## Task prompt
Give the number of lines below that contain the word "Portfolio", and nothing else.

Begin Data for the task

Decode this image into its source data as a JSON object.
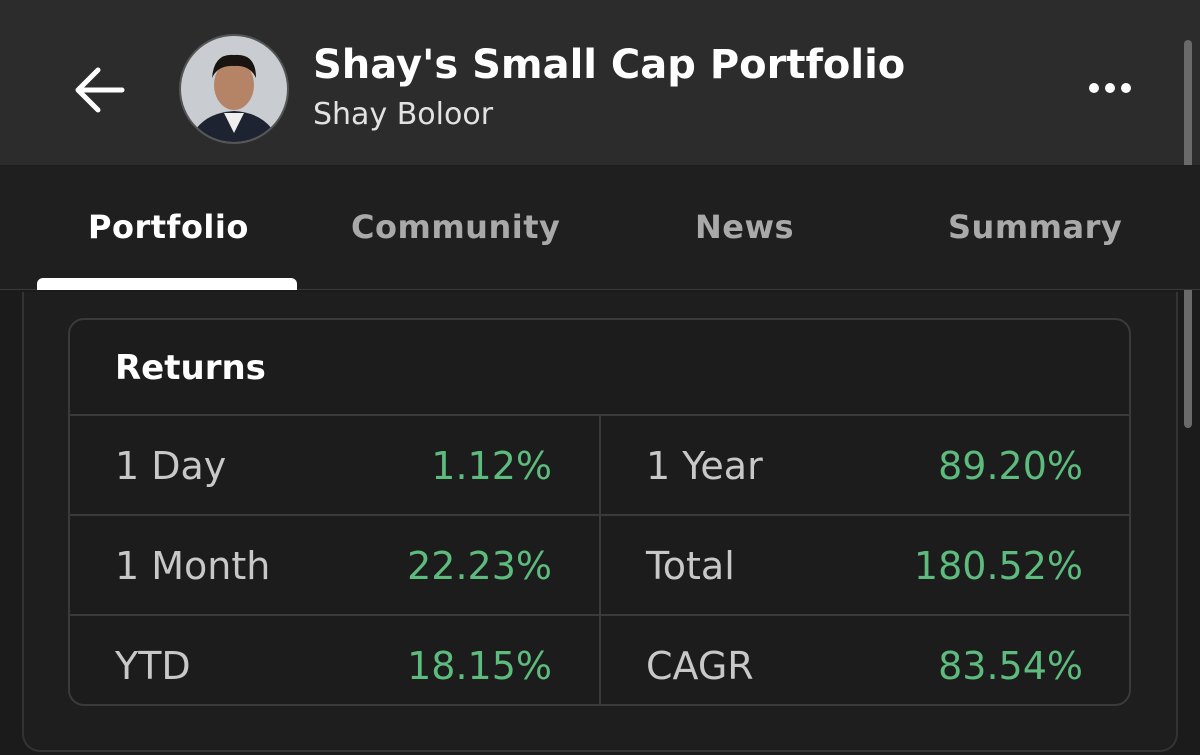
{
  "header": {
    "title": "Shay's Small Cap Portfolio",
    "subtitle": "Shay Boloor"
  },
  "tabs": [
    "Portfolio",
    "Community",
    "News",
    "Summary"
  ],
  "returns": {
    "title": "Returns",
    "rows": [
      [
        "1 Day",
        "1.12%",
        "1 Year",
        "89.20%"
      ],
      [
        "1 Month",
        "22.23%",
        "Total",
        "180.52%"
      ],
      [
        "YTD",
        "18.15%",
        "CAGR",
        "83.54%"
      ]
    ]
  }
}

End Data for the task

## Solution for this task
2